- ENTRIES SUPPLIED -
^^^^^^^^^^^^^^^^
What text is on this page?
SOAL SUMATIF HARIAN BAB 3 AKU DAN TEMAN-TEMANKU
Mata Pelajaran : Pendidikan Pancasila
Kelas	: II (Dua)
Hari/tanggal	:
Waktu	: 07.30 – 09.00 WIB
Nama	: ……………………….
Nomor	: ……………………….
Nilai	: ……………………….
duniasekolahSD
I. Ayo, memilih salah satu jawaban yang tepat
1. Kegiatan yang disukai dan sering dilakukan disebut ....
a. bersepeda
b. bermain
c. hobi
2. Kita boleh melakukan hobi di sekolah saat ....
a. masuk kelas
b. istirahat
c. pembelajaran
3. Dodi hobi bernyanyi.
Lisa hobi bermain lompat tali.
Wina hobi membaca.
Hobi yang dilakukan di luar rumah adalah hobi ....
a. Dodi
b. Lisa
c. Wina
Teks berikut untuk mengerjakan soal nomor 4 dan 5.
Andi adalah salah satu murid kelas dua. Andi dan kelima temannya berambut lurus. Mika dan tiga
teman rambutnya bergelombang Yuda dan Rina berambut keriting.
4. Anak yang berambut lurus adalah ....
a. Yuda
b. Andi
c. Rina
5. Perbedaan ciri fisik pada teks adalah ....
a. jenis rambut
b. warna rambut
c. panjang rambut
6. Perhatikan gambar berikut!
^^^^^^^^^^^^^^^^
- TASK DIRECTIONS -
Across the entries, how many lines contain "bermain"? Reply with the number only.

- SOLUTION -
2